Quote the entries in full, character for character, without their images.

* start RAW DATA *

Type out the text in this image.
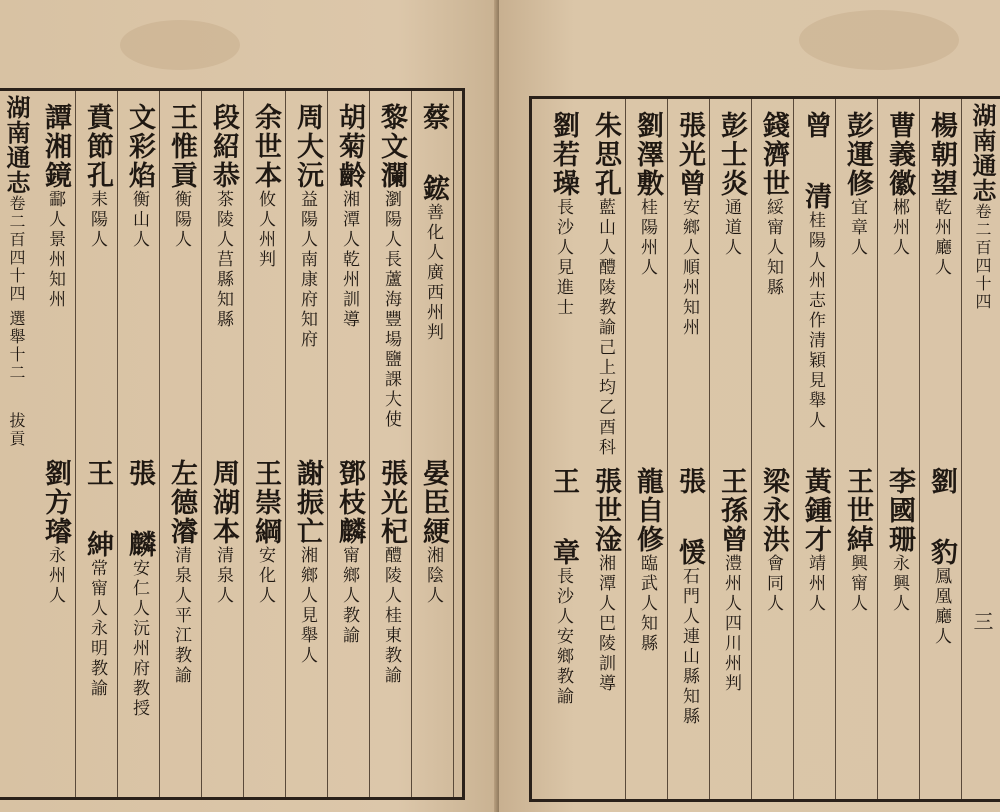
蔡鋐善化人廣西州判
晏臣綆湘陰人
黎文瀾瀏陽人長蘆海豐場鹽課大使
張光杞醴陵人桂東教諭
胡菊齡湘潭人乾州訓導
鄧枝麟甯鄉人教諭
周大沅益陽人南康府知府
謝振亡湘鄉人見舉人
余世本攸人州判
王崇綱安化人
段紹恭茶陵人莒縣知縣
周湖本清泉人
王惟貢衡陽人
左德濬清泉人平江教諭
文彩焰衡山人
張麟安仁人沅州府教授
賁節孔耒陽人
王紳常甯人永明教諭
譚湘鏡酃人景州知州
劉方璿永州人
湖南通志卷二百四十四 選舉十二拔貢
湖南通志卷二百四十四三
楊朝望乾州廳人
劉豹鳳凰廳人
曹義徽郴州人
李國珊永興人
彭運修宜章人
王世綽興甯人
曾清桂陽人州志作清穎見舉人
黃鍾才靖州人
錢濟世綏甯人知縣
梁永洪會同人
彭士炎通道人
王孫曾澧州人四川州判
張光曾安鄉人順州知州
張愋石門人連山縣知縣
劉澤敷桂陽州人
龍自修臨武人知縣
朱思孔藍山人醴陵教諭己上均乙酉科
張世淦湘潭人巴陵訓導
劉若璪長沙人見進士
王章長沙人安鄉教諭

* end RAW DATA *

◆ **WORKED SOLUTION**
Type out the text in this image.
蔡鋐善化人廣西州判
晏臣綆湘陰人
黎文瀾瀏陽人長蘆海豐場鹽課大使
張光杞醴陵人桂東教諭
胡菊齡湘潭人乾州訓導
鄧枝麟甯鄉人教諭
周大沅益陽人南康府知府
謝振亡湘鄉人見舉人
余世本攸人州判
王崇綱安化人
段紹恭茶陵人莒縣知縣
周湖本清泉人
王惟貢衡陽人
左德濬清泉人平江教諭
文彩焰衡山人
張麟安仁人沅州府教授
賁節孔耒陽人
王紳常甯人永明教諭
譚湘鏡酃人景州知州
劉方璿永州人
湖南通志卷二百四十四 選舉十二拔貢
湖南通志卷二百四十四三
楊朝望乾州廳人
劉豹鳳凰廳人
曹義徽郴州人
李國珊永興人
彭運修宜章人
王世綽興甯人
曾清桂陽人州志作清穎見舉人
黃鍾才靖州人
錢濟世綏甯人知縣
梁永洪會同人
彭士炎通道人
王孫曾澧州人四川州判
張光曾安鄉人順州知州
張愋石門人連山縣知縣
劉澤敷桂陽州人
龍自修臨武人知縣
朱思孔藍山人醴陵教諭己上均乙酉科
張世淦湘潭人巴陵訓導
劉若璪長沙人見進士
王章長沙人安鄉教諭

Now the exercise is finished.